**Your goal:** Restate every entry word for word.

**Available data:**

____

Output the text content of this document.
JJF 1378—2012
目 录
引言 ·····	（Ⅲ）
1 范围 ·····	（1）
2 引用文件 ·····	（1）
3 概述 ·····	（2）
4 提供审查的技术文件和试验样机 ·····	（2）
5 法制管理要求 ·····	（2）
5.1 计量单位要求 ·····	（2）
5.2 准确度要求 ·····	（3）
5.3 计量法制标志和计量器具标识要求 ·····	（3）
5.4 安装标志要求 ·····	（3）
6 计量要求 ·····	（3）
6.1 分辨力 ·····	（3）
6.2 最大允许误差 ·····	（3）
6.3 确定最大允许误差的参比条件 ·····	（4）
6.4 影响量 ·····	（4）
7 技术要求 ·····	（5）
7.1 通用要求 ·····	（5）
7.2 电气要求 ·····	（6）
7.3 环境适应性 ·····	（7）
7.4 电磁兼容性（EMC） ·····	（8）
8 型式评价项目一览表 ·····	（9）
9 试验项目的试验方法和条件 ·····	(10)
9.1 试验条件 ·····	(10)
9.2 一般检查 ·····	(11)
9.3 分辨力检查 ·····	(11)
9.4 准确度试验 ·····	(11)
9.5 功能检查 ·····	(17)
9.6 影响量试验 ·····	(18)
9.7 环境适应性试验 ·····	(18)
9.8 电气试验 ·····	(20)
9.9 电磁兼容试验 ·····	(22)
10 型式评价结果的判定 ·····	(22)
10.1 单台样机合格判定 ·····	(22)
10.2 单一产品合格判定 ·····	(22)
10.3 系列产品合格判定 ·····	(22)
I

____

**Written solution:**
Output the text content of this document.
JJF 1378—2012
目 录
引言 ·····	（Ⅲ）
1 范围 ·····	（1）
2 引用文件 ·····	（1）
3 概述 ·····	（2）
4 提供审查的技术文件和试验样机 ·····	（2）
5 法制管理要求 ·····	（2）
5.1 计量单位要求 ·····	（2）
5.2 准确度要求 ·····	（3）
5.3 计量法制标志和计量器具标识要求 ·····	（3）
5.4 安装标志要求 ·····	（3）
6 计量要求 ·····	（3）
6.1 分辨力 ·····	（3）
6.2 最大允许误差 ·····	（3）
6.3 确定最大允许误差的参比条件 ·····	（4）
6.4 影响量 ·····	（4）
7 技术要求 ·····	（5）
7.1 通用要求 ·····	（5）
7.2 电气要求 ·····	（6）
7.3 环境适应性 ·····	（7）
7.4 电磁兼容性（EMC） ·····	（8）
8 型式评价项目一览表 ·····	（9）
9 试验项目的试验方法和条件 ·····	(10)
9.1 试验条件 ·····	(10)
9.2 一般检查 ·····	(11)
9.3 分辨力检查 ·····	(11)
9.4 准确度试验 ·····	(11)
9.5 功能检查 ·····	(17)
9.6 影响量试验 ·····	(18)
9.7 环境适应性试验 ·····	(18)
9.8 电气试验 ·····	(20)
9.9 电磁兼容试验 ·····	(22)
10 型式评价结果的判定 ·····	(22)
10.1 单台样机合格判定 ·····	(22)
10.2 单一产品合格判定 ·····	(22)
10.3 系列产品合格判定 ·····	(22)
I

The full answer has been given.